| Work to do |
Identify the lines containing the word "condimentum". Copy each one.

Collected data
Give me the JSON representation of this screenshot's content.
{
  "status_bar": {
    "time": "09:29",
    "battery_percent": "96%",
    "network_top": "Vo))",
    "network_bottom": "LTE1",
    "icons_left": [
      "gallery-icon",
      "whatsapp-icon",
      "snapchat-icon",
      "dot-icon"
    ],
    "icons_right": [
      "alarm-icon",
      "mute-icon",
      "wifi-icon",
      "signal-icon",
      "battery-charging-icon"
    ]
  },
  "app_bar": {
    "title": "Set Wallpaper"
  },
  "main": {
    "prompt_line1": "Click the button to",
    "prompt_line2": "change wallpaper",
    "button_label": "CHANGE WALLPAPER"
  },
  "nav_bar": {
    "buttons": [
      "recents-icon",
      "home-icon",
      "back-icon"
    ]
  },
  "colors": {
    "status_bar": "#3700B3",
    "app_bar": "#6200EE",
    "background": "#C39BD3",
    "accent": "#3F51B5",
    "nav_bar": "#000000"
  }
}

==

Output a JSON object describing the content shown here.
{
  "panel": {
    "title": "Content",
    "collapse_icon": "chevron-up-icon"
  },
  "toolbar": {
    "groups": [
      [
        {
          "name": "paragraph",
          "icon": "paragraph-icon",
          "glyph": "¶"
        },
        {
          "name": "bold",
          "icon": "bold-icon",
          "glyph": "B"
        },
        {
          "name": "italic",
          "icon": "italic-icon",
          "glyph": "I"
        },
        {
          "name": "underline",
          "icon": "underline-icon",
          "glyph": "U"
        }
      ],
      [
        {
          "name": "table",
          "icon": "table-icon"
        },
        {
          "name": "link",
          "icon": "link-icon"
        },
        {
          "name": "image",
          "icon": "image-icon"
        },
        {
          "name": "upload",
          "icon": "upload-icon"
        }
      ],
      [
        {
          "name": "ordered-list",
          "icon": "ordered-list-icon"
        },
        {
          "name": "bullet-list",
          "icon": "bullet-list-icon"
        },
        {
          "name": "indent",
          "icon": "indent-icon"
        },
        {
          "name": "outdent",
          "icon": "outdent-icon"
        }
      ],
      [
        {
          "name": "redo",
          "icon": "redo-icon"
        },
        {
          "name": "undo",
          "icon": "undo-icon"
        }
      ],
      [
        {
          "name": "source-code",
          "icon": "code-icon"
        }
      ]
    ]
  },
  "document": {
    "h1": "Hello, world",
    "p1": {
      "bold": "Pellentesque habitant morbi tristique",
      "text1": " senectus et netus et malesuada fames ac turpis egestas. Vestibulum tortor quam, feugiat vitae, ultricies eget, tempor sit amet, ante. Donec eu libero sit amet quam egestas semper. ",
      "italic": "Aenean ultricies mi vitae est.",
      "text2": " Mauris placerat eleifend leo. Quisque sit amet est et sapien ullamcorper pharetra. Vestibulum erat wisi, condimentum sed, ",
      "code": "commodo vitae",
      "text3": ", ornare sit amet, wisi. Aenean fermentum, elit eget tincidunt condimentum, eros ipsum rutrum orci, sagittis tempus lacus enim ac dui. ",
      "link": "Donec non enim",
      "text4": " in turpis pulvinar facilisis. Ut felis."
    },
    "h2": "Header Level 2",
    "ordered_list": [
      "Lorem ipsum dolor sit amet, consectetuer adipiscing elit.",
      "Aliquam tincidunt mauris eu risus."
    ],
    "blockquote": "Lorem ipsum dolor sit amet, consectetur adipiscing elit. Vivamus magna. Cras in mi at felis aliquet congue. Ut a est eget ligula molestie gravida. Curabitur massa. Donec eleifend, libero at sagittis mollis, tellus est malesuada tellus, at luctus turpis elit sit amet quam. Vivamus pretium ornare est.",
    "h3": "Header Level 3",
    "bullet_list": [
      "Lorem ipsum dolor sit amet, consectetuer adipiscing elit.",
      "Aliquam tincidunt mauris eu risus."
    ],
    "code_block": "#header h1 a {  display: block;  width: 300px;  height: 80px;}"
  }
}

...

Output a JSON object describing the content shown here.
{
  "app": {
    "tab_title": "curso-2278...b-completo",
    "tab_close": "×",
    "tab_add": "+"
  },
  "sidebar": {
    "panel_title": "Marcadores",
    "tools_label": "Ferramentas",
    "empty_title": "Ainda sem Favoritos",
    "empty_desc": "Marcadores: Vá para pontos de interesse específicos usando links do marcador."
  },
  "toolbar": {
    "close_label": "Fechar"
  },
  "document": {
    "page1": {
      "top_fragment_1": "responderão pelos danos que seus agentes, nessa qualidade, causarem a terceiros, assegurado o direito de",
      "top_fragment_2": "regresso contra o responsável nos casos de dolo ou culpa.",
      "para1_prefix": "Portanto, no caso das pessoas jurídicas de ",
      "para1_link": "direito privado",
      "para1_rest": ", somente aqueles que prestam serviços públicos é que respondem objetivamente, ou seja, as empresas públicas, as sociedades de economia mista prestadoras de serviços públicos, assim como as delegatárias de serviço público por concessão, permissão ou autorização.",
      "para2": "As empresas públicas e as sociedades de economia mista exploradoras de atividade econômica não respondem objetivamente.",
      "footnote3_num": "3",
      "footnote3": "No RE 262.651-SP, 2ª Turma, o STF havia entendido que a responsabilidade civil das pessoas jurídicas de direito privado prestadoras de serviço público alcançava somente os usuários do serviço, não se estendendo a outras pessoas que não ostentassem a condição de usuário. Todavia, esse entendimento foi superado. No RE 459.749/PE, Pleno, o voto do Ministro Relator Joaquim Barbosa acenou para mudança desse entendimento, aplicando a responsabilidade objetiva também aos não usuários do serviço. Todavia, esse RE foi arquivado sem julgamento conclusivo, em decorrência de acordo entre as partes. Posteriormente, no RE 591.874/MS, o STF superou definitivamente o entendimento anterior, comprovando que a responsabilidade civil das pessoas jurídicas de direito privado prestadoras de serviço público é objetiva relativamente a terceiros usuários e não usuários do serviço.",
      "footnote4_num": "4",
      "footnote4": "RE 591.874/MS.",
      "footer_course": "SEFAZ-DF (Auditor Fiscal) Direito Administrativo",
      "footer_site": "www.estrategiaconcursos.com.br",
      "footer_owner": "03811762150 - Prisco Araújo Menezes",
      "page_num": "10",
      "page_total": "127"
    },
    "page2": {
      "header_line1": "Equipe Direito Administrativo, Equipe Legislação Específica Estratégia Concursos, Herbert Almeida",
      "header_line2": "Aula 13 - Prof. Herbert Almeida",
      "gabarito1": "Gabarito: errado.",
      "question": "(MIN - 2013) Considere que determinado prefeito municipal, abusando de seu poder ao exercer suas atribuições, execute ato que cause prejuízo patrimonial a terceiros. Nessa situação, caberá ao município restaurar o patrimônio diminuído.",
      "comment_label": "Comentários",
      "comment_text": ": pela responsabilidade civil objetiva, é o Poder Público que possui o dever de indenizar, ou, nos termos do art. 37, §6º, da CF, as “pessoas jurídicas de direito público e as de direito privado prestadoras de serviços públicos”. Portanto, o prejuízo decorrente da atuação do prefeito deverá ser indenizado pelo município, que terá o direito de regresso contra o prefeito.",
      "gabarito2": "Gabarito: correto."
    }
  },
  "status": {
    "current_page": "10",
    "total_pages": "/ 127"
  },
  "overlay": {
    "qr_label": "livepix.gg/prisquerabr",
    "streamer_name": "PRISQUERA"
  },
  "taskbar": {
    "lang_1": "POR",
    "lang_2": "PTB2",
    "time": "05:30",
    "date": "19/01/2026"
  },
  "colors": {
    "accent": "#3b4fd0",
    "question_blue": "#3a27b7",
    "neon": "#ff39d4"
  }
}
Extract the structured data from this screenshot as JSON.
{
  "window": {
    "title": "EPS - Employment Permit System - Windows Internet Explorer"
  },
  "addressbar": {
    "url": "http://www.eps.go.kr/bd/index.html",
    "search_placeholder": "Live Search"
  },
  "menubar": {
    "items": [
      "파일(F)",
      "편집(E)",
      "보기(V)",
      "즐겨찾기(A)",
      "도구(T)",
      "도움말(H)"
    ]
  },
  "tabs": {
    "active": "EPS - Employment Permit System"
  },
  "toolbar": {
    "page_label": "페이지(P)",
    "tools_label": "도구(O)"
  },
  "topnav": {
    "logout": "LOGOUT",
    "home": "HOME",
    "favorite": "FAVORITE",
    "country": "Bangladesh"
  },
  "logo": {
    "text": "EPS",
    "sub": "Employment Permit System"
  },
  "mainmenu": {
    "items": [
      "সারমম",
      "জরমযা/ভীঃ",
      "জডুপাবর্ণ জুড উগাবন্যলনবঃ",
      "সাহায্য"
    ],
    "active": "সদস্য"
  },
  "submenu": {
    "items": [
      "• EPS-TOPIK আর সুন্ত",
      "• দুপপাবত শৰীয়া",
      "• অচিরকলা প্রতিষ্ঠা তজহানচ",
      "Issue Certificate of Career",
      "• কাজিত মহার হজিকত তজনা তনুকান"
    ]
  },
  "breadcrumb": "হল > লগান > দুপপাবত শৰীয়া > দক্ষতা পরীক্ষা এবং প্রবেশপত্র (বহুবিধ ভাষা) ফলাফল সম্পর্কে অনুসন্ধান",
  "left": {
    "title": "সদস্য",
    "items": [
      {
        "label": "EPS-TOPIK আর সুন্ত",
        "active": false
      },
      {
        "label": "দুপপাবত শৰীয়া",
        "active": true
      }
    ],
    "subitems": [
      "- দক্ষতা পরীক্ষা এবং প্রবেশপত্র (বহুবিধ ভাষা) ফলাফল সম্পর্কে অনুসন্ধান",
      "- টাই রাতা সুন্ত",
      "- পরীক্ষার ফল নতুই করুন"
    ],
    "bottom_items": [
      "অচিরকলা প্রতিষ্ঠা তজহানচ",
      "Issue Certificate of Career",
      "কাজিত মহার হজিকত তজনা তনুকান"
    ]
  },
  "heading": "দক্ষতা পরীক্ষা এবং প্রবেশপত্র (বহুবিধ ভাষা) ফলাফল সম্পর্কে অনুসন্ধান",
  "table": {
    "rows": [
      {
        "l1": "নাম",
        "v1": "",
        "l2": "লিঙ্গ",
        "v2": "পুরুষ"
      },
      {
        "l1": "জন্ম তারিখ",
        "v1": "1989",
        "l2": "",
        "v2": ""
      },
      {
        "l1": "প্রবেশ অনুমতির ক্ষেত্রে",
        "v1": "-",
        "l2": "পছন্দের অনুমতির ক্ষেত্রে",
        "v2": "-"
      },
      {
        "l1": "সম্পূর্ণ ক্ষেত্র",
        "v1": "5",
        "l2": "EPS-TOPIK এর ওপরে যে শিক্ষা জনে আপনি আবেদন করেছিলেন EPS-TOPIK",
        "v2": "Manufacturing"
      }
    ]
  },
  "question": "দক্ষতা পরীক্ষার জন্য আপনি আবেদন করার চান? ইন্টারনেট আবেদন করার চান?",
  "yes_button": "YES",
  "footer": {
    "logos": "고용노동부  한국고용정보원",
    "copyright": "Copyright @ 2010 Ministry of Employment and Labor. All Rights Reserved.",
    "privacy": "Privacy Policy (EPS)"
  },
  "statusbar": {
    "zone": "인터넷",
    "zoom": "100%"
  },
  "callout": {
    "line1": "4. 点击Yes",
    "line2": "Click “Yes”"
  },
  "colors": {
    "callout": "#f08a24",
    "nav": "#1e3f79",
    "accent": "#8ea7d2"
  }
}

| Output of the task |
      "text2": " Mauris placerat eleifend leo. Quisque sit amet est et sapien ullamcorper pharetra. Vestibulum erat wisi, condimentum sed, ",
      "text3": ", ornare sit amet, wisi. Aenean fermentum, elit eget tincidunt condimentum, eros ipsum rutrum orci, sagittis tempus lacus enim ac dui. ",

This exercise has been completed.